What to produce: Pull out every line below holding the word "Cách".

Data records:
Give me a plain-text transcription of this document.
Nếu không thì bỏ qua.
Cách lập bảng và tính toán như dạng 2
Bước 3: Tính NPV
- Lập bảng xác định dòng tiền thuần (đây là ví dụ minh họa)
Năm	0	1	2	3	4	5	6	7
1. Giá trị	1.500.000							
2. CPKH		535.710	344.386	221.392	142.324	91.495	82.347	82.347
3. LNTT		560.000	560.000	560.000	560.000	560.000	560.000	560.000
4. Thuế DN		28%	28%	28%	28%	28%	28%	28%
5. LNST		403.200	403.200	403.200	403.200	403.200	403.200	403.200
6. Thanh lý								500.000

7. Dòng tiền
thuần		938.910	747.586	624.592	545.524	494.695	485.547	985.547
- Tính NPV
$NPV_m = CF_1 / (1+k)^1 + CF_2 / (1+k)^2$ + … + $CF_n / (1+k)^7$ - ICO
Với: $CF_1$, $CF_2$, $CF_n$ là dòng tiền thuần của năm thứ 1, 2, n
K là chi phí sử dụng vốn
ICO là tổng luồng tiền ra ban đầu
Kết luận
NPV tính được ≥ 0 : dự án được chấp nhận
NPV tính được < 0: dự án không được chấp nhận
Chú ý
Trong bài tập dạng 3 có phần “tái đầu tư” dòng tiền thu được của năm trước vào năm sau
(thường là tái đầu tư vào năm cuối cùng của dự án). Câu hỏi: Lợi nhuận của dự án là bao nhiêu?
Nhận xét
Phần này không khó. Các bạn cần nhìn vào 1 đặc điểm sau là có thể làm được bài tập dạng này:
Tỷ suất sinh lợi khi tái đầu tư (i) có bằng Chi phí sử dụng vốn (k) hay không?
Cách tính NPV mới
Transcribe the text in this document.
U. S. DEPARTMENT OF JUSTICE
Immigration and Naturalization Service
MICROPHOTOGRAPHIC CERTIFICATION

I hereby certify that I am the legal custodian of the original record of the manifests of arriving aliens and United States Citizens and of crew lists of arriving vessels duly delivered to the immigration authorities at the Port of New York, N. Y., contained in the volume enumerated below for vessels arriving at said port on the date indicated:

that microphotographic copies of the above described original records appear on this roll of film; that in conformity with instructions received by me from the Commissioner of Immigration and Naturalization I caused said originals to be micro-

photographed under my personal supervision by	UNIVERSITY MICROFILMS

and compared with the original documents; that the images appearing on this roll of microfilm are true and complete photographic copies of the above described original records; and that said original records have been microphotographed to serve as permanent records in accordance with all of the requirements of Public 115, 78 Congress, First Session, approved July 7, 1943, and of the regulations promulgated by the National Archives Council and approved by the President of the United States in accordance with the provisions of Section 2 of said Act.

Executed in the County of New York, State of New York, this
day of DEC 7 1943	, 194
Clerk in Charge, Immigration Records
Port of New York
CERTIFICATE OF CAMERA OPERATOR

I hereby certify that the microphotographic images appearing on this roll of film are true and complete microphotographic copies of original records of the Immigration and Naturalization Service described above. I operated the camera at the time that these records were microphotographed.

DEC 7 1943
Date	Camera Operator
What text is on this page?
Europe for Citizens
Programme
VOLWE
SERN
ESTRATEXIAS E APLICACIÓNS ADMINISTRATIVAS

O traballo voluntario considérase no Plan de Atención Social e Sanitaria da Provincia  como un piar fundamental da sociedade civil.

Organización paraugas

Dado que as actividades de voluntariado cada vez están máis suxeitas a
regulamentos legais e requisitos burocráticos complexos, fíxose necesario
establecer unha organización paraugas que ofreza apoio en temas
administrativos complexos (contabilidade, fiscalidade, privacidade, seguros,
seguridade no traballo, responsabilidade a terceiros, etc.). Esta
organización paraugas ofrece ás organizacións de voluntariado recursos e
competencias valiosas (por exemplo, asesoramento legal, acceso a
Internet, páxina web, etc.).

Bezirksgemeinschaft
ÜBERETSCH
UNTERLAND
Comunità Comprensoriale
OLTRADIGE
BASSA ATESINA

Final answer:
Cách lập bảng và tính toán như dạng 2
Cách tính NPV mới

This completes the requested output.